§ Latihan
Sunting seluruh catatan di bawah ini dengan mengganti "Colombia" menjadi "Kolombia", dan biarkan bagian lainnya tetap sama. Jangan sertakan gambar dalam jawaban.

§ Data Hasil Ekstraksi
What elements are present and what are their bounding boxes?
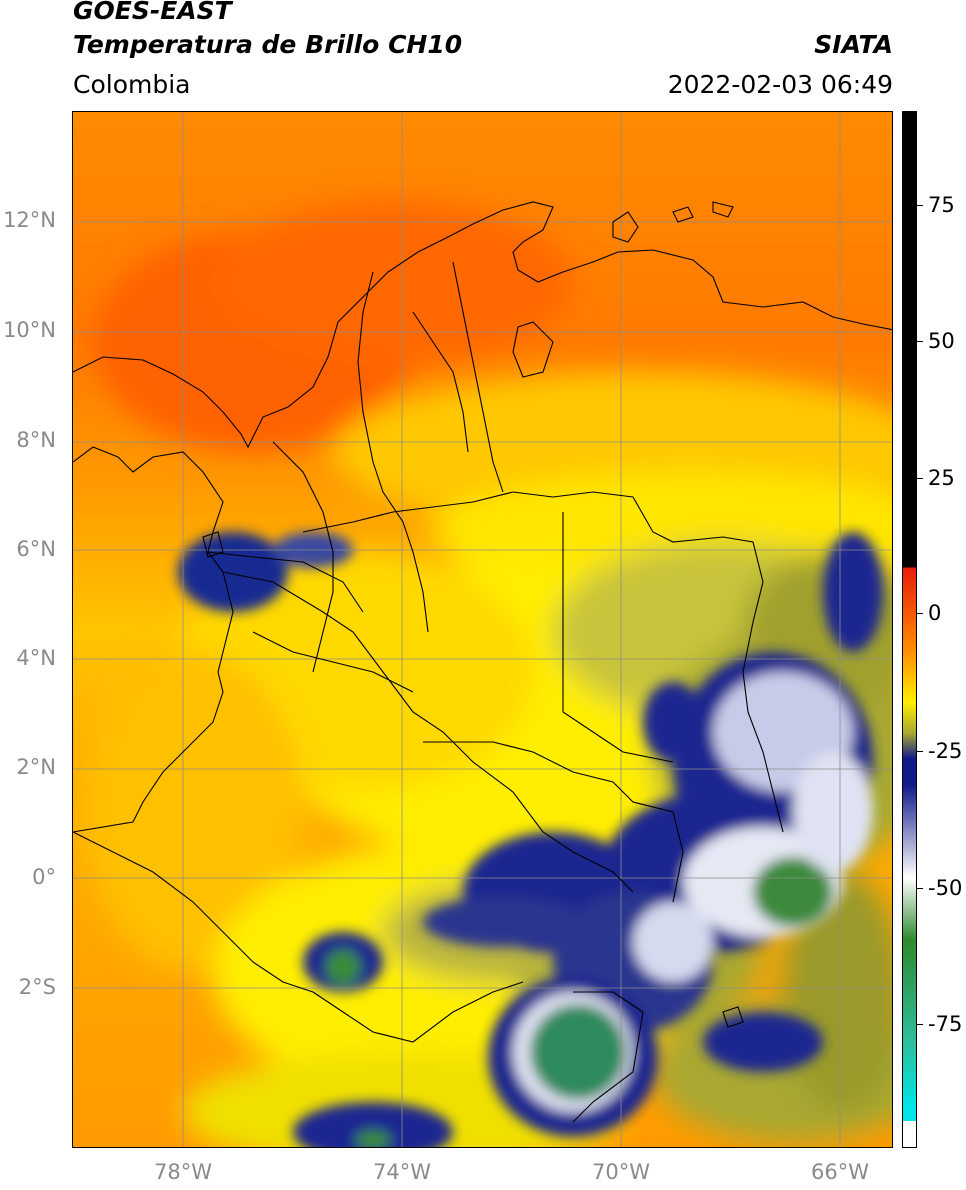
coastlines-and-borders xyxy=(73,201,892,1123)
lon-label-66w: 66°W xyxy=(811,1160,869,1184)
colorbar-tick-neg50 xyxy=(917,888,923,889)
lat-label-0: 0° xyxy=(32,865,56,889)
colorbar-tick-75 xyxy=(917,205,923,206)
lat-label-6n: 6°N xyxy=(16,537,56,561)
lat-label-10n: 10°N xyxy=(3,318,56,342)
colorbar-tick-25 xyxy=(917,478,923,479)
colorbar-label-75: 75 xyxy=(928,193,955,217)
lat-label-4n: 4°N xyxy=(16,646,56,670)
colorbar-label-neg50: -50 xyxy=(928,876,963,900)
colorbar-label-50: 50 xyxy=(928,329,955,353)
colorbar-label-0: 0 xyxy=(928,601,942,625)
colorbar xyxy=(902,111,917,1148)
datetime-label: 2022-02-03 06:49 xyxy=(667,70,893,99)
source-label: SIATA xyxy=(814,30,893,59)
gridlines xyxy=(73,112,892,1147)
colorbar-label-neg75: -75 xyxy=(928,1012,963,1036)
colorbar-label-neg25: -25 xyxy=(928,739,963,763)
product-title: Temperatura de Brillo CH10 xyxy=(73,30,463,59)
lon-label-74w: 74°W xyxy=(373,1160,431,1184)
colorbar-tick-neg75 xyxy=(917,1024,923,1025)
lat-label-2s: 2°S xyxy=(18,975,56,999)
region-label: Colombia xyxy=(73,70,191,99)
colorbar-tick-0 xyxy=(917,613,923,614)
satellite-title: GOES-EAST xyxy=(73,0,232,25)
satellite-map[interactable] xyxy=(72,111,893,1148)
colorbar-gradient xyxy=(903,112,916,1147)
lat-label-2n: 2°N xyxy=(16,755,56,779)
lat-label-8n: 8°N xyxy=(16,428,56,452)
lon-label-70w: 70°W xyxy=(592,1160,650,1184)
colorbar-tick-50 xyxy=(917,341,923,342)
colorbar-label-25: 25 xyxy=(928,466,955,490)
colorbar-tick-neg25 xyxy=(917,751,923,752)
lon-label-78w: 78°W xyxy=(154,1160,212,1184)
deep-convection xyxy=(178,532,883,1147)
lat-label-12n: 12°N xyxy=(3,208,56,232)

§ Jawaban Berikut
What elements are present and what are their bounding boxes?
coastlines-and-borders xyxy=(73,201,892,1123)
lon-label-66w: 66°W xyxy=(811,1160,869,1184)
colorbar-tick-neg50 xyxy=(917,888,923,889)
lat-label-0: 0° xyxy=(32,865,56,889)
colorbar-tick-75 xyxy=(917,205,923,206)
lat-label-6n: 6°N xyxy=(16,537,56,561)
lat-label-10n: 10°N xyxy=(3,318,56,342)
colorbar-tick-25 xyxy=(917,478,923,479)
colorbar-label-75: 75 xyxy=(928,193,955,217)
lat-label-4n: 4°N xyxy=(16,646,56,670)
colorbar-label-neg50: -50 xyxy=(928,876,963,900)
colorbar-label-50: 50 xyxy=(928,329,955,353)
colorbar-label-0: 0 xyxy=(928,601,942,625)
colorbar xyxy=(902,111,917,1148)
datetime-label: 2022-02-03 06:49 xyxy=(667,70,893,99)
source-label: SIATA xyxy=(814,30,893,59)
gridlines xyxy=(73,112,892,1147)
colorbar-label-neg75: -75 xyxy=(928,1012,963,1036)
colorbar-label-neg25: -25 xyxy=(928,739,963,763)
product-title: Temperatura de Brillo CH10 xyxy=(73,30,463,59)
lon-label-74w: 74°W xyxy=(373,1160,431,1184)
colorbar-tick-neg75 xyxy=(917,1024,923,1025)
lat-label-2s: 2°S xyxy=(18,975,56,999)
region-label: Kolombia xyxy=(73,70,191,99)
colorbar-tick-0 xyxy=(917,613,923,614)
satellite-title: GOES-EAST xyxy=(73,0,232,25)
satellite-map[interactable] xyxy=(72,111,893,1148)
colorbar-gradient xyxy=(903,112,916,1147)
lat-label-2n: 2°N xyxy=(16,755,56,779)
lat-label-8n: 8°N xyxy=(16,428,56,452)
lon-label-70w: 70°W xyxy=(592,1160,650,1184)
colorbar-tick-50 xyxy=(917,341,923,342)
colorbar-label-25: 25 xyxy=(928,466,955,490)
colorbar-tick-neg25 xyxy=(917,751,923,752)
lon-label-78w: 78°W xyxy=(154,1160,212,1184)
deep-convection xyxy=(178,532,883,1147)
lat-label-12n: 12°N xyxy=(3,208,56,232)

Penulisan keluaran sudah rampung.